What to work on:
Scan the records for the string "Accounting" and copy every line that holds it.

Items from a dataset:
Start of Block

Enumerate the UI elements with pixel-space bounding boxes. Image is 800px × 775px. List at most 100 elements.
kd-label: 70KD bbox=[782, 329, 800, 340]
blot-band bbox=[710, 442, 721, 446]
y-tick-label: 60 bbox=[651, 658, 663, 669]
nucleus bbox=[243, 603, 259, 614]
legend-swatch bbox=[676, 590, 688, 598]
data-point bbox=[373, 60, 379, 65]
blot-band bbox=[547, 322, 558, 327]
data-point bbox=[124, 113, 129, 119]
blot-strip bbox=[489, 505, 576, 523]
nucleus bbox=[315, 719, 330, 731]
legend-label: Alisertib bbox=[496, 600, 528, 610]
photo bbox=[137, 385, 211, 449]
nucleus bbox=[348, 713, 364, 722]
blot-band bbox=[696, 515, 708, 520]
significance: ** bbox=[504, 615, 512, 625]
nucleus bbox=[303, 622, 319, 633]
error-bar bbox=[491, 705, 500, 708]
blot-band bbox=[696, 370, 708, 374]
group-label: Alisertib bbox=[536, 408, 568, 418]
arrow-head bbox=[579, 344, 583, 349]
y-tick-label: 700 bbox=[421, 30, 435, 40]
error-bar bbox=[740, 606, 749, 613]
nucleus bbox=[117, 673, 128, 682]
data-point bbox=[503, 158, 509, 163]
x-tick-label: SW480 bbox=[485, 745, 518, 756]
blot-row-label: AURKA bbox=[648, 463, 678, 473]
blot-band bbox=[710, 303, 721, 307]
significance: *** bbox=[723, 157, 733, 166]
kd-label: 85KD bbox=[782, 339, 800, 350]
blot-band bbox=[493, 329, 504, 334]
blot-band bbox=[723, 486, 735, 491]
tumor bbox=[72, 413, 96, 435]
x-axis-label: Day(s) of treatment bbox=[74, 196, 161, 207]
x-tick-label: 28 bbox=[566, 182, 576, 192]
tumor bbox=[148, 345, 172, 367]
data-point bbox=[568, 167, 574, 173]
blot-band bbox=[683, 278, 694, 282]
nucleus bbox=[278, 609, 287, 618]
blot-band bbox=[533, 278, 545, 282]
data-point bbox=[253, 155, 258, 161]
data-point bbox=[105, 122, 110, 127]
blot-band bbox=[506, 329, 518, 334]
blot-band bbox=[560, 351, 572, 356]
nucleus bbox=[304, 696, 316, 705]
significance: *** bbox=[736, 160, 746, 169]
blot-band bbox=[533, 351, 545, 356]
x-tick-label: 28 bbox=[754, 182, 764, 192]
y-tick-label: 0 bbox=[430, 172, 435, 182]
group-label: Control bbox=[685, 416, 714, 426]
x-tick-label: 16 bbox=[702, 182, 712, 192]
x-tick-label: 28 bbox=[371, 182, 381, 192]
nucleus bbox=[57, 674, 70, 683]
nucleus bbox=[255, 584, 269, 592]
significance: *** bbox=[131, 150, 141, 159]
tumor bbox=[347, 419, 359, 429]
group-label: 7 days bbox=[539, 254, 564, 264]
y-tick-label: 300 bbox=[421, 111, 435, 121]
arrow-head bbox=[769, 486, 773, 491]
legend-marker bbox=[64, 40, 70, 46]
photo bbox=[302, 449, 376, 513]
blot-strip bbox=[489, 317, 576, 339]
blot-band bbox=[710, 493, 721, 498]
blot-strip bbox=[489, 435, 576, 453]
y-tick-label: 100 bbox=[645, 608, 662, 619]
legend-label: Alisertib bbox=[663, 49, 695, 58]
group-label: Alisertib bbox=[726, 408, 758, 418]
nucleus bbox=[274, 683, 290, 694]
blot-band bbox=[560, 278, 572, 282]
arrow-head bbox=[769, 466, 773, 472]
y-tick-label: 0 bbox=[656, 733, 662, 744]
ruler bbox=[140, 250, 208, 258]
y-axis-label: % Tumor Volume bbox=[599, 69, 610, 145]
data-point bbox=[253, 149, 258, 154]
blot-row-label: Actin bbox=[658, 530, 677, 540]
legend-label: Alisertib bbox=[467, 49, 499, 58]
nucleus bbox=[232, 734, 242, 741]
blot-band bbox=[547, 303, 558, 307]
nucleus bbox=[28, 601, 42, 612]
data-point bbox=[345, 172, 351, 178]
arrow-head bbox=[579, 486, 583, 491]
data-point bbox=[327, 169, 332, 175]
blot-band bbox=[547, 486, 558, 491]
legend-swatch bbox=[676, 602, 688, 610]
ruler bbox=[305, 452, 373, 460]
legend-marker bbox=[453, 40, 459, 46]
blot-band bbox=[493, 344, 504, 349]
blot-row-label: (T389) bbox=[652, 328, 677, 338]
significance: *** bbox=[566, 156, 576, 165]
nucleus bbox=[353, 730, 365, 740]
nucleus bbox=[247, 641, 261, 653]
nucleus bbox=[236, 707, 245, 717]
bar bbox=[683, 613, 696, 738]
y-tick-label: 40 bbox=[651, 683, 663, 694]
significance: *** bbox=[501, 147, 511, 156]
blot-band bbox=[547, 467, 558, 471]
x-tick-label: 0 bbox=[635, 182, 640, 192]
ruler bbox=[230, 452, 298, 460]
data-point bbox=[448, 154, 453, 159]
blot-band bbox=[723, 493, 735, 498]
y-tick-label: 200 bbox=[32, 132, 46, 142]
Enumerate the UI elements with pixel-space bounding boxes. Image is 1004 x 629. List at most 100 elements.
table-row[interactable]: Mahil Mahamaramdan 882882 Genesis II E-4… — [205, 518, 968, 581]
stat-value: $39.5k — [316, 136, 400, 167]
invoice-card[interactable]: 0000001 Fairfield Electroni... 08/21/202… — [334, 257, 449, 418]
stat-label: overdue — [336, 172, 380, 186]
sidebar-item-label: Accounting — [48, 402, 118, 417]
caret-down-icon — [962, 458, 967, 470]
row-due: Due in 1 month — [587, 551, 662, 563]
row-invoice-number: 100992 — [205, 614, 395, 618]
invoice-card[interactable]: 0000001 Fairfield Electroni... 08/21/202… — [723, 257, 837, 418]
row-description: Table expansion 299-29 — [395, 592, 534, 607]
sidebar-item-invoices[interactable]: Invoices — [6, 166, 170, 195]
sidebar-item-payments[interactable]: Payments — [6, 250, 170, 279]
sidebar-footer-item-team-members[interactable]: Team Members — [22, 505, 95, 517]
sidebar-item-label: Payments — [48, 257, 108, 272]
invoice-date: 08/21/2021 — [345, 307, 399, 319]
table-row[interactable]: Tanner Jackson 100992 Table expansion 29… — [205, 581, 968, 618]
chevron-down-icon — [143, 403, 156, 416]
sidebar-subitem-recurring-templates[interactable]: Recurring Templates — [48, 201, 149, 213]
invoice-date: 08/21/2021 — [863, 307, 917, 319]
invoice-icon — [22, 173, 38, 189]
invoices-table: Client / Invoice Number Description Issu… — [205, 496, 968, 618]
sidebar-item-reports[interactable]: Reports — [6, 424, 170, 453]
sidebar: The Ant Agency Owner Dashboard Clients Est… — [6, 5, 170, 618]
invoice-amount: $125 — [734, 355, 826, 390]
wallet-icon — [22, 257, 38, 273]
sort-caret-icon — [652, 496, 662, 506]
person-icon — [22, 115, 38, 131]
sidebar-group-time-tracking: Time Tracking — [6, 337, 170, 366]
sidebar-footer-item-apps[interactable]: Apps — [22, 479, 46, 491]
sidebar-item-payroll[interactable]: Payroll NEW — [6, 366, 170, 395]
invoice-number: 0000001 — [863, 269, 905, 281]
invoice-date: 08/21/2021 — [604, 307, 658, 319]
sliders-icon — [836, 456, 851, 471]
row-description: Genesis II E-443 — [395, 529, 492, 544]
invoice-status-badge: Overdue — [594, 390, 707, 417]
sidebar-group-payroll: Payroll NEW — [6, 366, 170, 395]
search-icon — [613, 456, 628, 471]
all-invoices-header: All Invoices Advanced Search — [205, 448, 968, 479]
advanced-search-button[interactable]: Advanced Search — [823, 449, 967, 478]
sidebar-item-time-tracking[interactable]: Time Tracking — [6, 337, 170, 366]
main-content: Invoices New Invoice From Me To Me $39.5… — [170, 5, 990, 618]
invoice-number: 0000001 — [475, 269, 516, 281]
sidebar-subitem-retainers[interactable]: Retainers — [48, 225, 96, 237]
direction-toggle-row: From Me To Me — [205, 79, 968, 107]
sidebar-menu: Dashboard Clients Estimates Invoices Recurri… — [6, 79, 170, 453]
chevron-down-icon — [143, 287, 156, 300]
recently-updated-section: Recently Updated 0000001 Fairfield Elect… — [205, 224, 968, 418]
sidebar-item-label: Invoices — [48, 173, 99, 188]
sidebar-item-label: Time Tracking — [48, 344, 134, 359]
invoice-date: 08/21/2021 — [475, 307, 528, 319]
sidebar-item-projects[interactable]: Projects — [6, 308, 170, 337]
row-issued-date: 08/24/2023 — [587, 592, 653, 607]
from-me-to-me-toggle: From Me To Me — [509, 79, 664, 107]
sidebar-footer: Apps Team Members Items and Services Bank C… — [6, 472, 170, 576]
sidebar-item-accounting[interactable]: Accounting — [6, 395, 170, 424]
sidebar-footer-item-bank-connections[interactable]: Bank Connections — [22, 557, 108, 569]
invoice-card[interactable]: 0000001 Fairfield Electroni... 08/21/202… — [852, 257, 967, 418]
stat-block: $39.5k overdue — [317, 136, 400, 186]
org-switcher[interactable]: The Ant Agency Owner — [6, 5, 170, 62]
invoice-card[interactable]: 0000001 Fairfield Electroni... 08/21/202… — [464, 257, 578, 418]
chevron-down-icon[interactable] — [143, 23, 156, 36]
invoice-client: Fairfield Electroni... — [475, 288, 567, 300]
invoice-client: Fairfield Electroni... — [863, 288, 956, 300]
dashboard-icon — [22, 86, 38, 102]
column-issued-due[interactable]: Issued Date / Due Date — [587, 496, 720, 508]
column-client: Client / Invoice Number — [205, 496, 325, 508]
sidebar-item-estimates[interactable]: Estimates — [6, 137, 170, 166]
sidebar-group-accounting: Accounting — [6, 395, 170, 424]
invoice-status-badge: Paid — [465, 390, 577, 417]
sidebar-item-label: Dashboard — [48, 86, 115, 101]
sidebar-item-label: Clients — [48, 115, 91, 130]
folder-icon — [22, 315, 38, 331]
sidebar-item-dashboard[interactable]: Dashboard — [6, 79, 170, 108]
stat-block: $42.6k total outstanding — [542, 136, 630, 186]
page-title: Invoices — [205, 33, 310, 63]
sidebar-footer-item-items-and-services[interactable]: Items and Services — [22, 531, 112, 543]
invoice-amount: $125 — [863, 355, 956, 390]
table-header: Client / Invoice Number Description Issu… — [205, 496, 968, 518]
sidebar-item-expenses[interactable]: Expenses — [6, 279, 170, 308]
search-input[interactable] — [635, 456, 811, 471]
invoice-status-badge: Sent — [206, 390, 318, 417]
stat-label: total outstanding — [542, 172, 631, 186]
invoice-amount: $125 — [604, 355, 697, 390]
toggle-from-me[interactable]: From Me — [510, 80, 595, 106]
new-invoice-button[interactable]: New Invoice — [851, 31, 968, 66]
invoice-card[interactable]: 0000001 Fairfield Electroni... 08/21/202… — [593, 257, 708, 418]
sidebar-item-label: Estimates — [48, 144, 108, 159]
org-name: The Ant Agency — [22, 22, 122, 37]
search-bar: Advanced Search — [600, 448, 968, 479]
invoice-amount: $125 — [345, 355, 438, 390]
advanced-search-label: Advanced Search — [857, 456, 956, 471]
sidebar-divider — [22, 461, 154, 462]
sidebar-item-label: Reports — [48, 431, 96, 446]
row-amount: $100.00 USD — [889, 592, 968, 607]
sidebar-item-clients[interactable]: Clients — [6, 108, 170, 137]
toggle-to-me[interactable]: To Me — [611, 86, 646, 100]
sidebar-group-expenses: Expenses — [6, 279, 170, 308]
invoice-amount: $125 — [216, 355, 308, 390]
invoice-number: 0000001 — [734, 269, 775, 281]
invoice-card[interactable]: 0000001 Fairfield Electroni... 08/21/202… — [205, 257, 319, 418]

End of Block

Answer box:
sidebar-item-label: Accounting — [48, 402, 118, 417]
sidebar-item-accounting[interactable]: Accounting — [6, 395, 170, 424]
sidebar-group-accounting: Accounting — [6, 395, 170, 424]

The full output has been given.